**EXERCISE**. Copy out every line containing the word "terreno".

[Collection entries]
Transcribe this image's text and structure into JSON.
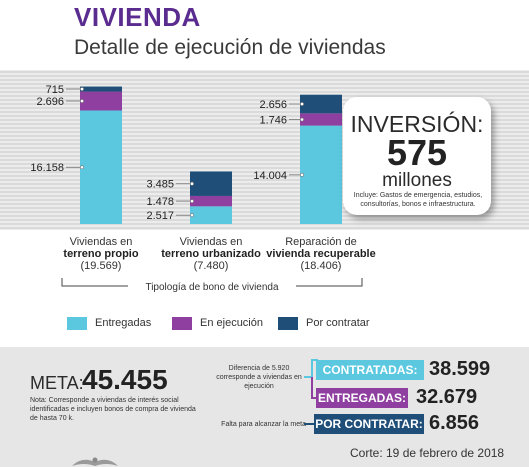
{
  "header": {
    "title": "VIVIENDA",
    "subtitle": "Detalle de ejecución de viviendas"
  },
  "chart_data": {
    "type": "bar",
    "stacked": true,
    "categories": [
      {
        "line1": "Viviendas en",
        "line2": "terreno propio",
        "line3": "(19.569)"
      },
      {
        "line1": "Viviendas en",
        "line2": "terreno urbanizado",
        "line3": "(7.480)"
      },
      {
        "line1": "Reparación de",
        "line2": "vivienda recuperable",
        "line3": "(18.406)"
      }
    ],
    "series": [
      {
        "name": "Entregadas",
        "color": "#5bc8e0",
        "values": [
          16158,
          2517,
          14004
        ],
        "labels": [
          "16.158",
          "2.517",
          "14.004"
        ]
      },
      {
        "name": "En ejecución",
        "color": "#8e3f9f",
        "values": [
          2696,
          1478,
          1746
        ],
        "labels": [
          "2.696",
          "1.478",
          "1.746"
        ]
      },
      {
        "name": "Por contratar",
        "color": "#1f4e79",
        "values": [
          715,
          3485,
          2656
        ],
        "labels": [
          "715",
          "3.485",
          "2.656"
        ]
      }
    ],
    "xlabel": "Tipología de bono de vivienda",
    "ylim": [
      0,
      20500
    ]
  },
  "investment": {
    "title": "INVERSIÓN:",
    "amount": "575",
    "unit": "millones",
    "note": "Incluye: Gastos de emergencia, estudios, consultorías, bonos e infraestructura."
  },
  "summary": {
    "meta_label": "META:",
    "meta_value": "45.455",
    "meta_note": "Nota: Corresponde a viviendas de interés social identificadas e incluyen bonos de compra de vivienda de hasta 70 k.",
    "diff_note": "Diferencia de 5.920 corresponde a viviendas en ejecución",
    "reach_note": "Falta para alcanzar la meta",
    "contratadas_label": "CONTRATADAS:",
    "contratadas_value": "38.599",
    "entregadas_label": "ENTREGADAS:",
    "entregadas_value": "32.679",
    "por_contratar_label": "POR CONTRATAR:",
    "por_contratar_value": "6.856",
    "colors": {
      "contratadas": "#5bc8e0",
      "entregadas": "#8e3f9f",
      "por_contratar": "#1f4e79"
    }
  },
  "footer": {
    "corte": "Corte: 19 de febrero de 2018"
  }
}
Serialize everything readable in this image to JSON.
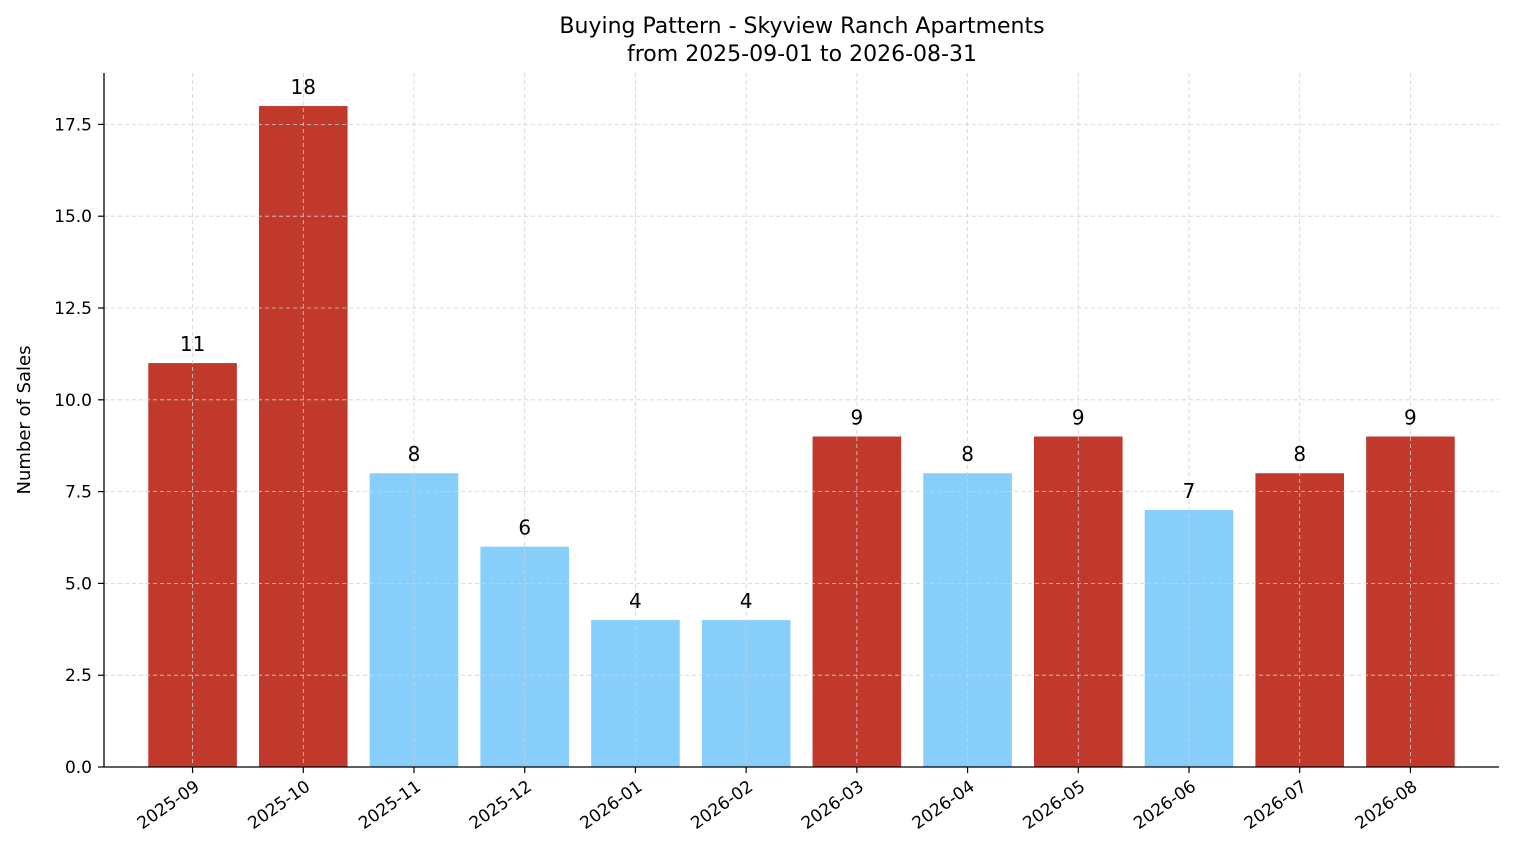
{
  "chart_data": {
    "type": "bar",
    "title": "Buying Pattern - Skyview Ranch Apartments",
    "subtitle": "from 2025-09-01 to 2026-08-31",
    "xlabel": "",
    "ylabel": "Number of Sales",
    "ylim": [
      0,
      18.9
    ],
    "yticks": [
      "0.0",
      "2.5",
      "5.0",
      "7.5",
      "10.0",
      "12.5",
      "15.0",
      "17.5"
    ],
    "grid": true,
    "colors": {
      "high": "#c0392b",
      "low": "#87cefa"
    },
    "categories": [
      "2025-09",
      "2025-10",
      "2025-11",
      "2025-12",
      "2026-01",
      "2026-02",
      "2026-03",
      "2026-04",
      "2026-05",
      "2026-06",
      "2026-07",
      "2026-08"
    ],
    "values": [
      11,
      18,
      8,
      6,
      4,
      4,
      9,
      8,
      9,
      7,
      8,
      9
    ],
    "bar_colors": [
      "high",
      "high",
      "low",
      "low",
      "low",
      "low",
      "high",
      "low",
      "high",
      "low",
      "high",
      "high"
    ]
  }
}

**EXPECTED ANSWER**.
        "line2": "terreno propio",
        "line2": "terreno urbanizado",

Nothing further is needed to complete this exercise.